■ **Objective**
Would you restate all the data that follows, word for word?

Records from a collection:
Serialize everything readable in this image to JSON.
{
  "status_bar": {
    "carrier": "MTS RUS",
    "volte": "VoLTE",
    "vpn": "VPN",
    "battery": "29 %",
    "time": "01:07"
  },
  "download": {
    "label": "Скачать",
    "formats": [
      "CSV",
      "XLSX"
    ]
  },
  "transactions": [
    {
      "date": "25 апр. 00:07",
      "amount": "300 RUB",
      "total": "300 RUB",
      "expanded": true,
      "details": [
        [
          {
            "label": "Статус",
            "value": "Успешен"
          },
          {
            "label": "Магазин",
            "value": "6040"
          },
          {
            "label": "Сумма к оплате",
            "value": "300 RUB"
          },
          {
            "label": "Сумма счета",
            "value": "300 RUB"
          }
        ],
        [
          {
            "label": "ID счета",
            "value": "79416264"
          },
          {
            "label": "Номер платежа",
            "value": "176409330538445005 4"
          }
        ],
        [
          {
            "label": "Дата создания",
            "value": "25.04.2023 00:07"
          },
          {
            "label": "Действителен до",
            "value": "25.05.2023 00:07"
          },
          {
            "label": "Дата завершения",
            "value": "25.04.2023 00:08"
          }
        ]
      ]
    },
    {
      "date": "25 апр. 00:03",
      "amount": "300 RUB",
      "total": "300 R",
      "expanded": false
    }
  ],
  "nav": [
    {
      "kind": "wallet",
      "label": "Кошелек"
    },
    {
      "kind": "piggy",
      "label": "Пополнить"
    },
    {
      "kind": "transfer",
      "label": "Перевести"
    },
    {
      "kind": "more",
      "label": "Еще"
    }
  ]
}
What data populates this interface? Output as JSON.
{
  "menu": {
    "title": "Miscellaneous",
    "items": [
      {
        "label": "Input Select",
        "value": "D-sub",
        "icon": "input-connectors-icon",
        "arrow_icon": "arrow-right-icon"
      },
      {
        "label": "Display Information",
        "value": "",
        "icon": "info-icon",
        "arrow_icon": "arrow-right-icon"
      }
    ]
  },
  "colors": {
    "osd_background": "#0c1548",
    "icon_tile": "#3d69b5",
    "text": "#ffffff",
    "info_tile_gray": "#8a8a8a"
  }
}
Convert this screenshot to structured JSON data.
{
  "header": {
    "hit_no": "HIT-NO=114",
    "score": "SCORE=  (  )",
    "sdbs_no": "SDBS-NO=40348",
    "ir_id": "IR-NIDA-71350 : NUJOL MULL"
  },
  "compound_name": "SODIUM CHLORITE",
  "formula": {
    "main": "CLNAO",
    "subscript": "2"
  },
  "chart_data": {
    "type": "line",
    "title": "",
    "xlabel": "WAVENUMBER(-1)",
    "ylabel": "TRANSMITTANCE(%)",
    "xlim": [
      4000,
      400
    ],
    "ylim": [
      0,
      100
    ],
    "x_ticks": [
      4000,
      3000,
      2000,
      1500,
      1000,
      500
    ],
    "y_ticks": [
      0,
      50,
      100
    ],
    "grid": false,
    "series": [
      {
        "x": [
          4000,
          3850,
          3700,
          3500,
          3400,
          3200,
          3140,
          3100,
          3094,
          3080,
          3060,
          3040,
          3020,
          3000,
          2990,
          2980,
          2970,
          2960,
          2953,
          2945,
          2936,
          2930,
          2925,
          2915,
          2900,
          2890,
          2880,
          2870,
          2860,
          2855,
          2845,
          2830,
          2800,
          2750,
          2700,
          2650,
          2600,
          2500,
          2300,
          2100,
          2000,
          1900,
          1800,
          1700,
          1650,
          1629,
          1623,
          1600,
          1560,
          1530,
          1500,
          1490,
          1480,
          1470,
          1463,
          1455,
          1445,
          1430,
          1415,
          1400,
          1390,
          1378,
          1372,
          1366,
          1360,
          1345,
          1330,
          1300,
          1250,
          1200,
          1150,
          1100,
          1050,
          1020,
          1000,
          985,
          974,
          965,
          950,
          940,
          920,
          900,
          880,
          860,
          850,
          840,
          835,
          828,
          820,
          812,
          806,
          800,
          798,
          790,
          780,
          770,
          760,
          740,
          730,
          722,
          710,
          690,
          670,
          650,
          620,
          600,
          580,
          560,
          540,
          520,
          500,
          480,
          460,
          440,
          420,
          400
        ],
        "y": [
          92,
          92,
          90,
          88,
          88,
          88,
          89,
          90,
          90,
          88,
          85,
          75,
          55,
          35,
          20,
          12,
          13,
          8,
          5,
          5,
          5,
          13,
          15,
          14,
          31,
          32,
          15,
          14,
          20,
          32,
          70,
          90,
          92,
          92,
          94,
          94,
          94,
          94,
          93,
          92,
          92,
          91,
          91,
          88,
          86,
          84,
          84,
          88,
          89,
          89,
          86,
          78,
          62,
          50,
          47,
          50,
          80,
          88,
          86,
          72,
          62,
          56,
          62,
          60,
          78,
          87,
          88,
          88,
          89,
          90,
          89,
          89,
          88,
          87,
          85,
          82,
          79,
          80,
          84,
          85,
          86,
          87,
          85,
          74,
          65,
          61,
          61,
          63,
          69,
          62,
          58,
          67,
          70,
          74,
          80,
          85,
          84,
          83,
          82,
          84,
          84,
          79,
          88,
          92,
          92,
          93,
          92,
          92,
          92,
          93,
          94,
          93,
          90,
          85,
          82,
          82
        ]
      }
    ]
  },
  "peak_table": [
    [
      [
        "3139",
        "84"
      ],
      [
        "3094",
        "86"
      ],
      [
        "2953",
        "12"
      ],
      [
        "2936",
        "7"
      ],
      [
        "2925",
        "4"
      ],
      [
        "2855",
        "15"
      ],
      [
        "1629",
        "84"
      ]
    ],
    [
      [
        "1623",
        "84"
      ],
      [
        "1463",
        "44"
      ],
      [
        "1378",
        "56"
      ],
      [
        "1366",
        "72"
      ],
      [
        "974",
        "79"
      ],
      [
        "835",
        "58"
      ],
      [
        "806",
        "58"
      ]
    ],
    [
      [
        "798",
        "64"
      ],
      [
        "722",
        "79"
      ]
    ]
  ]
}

■ **Answer for the task**
Serialize everything readable in this image to JSON.
{
  "status_bar": {
    "carrier": "MTS RUS",
    "volte": "VoLTE",
    "vpn": "VPN",
    "battery": "29 %",
    "time": "01:07"
  },
  "download": {
    "label": "Скачать",
    "formats": [
      "CSV",
      "XLSX"
    ]
  },
  "transactions": [
    {
      "date": "25 апр. 00:07",
      "amount": "300 RUB",
      "total": "300 RUB",
      "expanded": true,
      "details": [
        [
          {
            "label": "Статус",
            "value": "Успешен"
          },
          {
            "label": "Магазин",
            "value": "6040"
          },
          {
            "label": "Сумма к оплате",
            "value": "300 RUB"
          },
          {
            "label": "Сумма счета",
            "value": "300 RUB"
          }
        ],
        [
          {
            "label": "ID счета",
            "value": "79416264"
          },
          {
            "label": "Номер платежа",
            "value": "176409330538445005 4"
          }
        ],
        [
          {
            "label": "Дата создания",
            "value": "25.04.2023 00:07"
          },
          {
            "label": "Действителен до",
            "value": "25.05.2023 00:07"
          },
          {
            "label": "Дата завершения",
            "value": "25.04.2023 00:08"
          }
        ]
      ]
    },
    {
      "date": "25 апр. 00:03",
      "amount": "300 RUB",
      "total": "300 R",
      "expanded": false
    }
  ],
  "nav": [
    {
      "kind": "wallet",
      "label": "Кошелек"
    },
    {
      "kind": "piggy",
      "label": "Пополнить"
    },
    {
      "kind": "transfer",
      "label": "Перевести"
    },
    {
      "kind": "more",
      "label": "Еще"
    }
  ]
}
What data populates this interface? Output as JSON.
{
  "menu": {
    "title": "Miscellaneous",
    "items": [
      {
        "label": "Input Select",
        "value": "D-sub",
        "icon": "input-connectors-icon",
        "arrow_icon": "arrow-right-icon"
      },
      {
        "label": "Display Information",
        "value": "",
        "icon": "info-icon",
        "arrow_icon": "arrow-right-icon"
      }
    ]
  },
  "colors": {
    "osd_background": "#0c1548",
    "icon_tile": "#3d69b5",
    "text": "#ffffff",
    "info_tile_gray": "#8a8a8a"
  }
}
Convert this screenshot to structured JSON data.
{
  "header": {
    "hit_no": "HIT-NO=114",
    "score": "SCORE=  (  )",
    "sdbs_no": "SDBS-NO=40348",
    "ir_id": "IR-NIDA-71350 : NUJOL MULL"
  },
  "compound_name": "SODIUM CHLORITE",
  "formula": {
    "main": "CLNAO",
    "subscript": "2"
  },
  "chart_data": {
    "type": "line",
    "title": "",
    "xlabel": "WAVENUMBER(-1)",
    "ylabel": "TRANSMITTANCE(%)",
    "xlim": [
      4000,
      400
    ],
    "ylim": [
      0,
      100
    ],
    "x_ticks": [
      4000,
      3000,
      2000,
      1500,
      1000,
      500
    ],
    "y_ticks": [
      0,
      50,
      100
    ],
    "grid": false,
    "series": [
      {
        "x": [
          4000,
          3850,
          3700,
          3500,
          3400,
          3200,
          3140,
          3100,
          3094,
          3080,
          3060,
          3040,
          3020,
          3000,
          2990,
          2980,
          2970,
          2960,
          2953,
          2945,
          2936,
          2930,
          2925,
          2915,
          2900,
          2890,
          2880,
          2870,
          2860,
          2855,
          2845,
          2830,
          2800,
          2750,
          2700,
          2650,
          2600,
          2500,
          2300,
          2100,
          2000,
          1900,
          1800,
          1700,
          1650,
          1629,
          1623,
          1600,
          1560,
          1530,
          1500,
          1490,
          1480,
          1470,
          1463,
          1455,
          1445,
          1430,
          1415,
          1400,
          1390,
          1378,
          1372,
          1366,
          1360,
          1345,
          1330,
          1300,
          1250,
          1200,
          1150,
          1100,
          1050,
          1020,
          1000,
          985,
          974,
          965,
          950,
          940,
          920,
          900,
          880,
          860,
          850,
          840,
          835,
          828,
          820,
          812,
          806,
          800,
          798,
          790,
          780,
          770,
          760,
          740,
          730,
          722,
          710,
          690,
          670,
          650,
          620,
          600,
          580,
          560,
          540,
          520,
          500,
          480,
          460,
          440,
          420,
          400
        ],
        "y": [
          92,
          92,
          90,
          88,
          88,
          88,
          89,
          90,
          90,
          88,
          85,
          75,
          55,
          35,
          20,
          12,
          13,
          8,
          5,
          5,
          5,
          13,
          15,
          14,
          31,
          32,
          15,
          14,
          20,
          32,
          70,
          90,
          92,
          92,
          94,
          94,
          94,
          94,
          93,
          92,
          92,
          91,
          91,
          88,
          86,
          84,
          84,
          88,
          89,
          89,
          86,
          78,
          62,
          50,
          47,
          50,
          80,
          88,
          86,
          72,
          62,
          56,
          62,
          60,
          78,
          87,
          88,
          88,
          89,
          90,
          89,
          89,
          88,
          87,
          85,
          82,
          79,
          80,
          84,
          85,
          86,
          87,
          85,
          74,
          65,
          61,
          61,
          63,
          69,
          62,
          58,
          67,
          70,
          74,
          80,
          85,
          84,
          83,
          82,
          84,
          84,
          79,
          88,
          92,
          92,
          93,
          92,
          92,
          92,
          93,
          94,
          93,
          90,
          85,
          82,
          82
        ]
      }
    ]
  },
  "peak_table": [
    [
      [
        "3139",
        "84"
      ],
      [
        "3094",
        "86"
      ],
      [
        "2953",
        "12"
      ],
      [
        "2936",
        "7"
      ],
      [
        "2925",
        "4"
      ],
      [
        "2855",
        "15"
      ],
      [
        "1629",
        "84"
      ]
    ],
    [
      [
        "1623",
        "84"
      ],
      [
        "1463",
        "44"
      ],
      [
        "1378",
        "56"
      ],
      [
        "1366",
        "72"
      ],
      [
        "974",
        "79"
      ],
      [
        "835",
        "58"
      ],
      [
        "806",
        "58"
      ]
    ],
    [
      [
        "798",
        "64"
      ],
      [
        "722",
        "79"
      ]
    ]
  ]
}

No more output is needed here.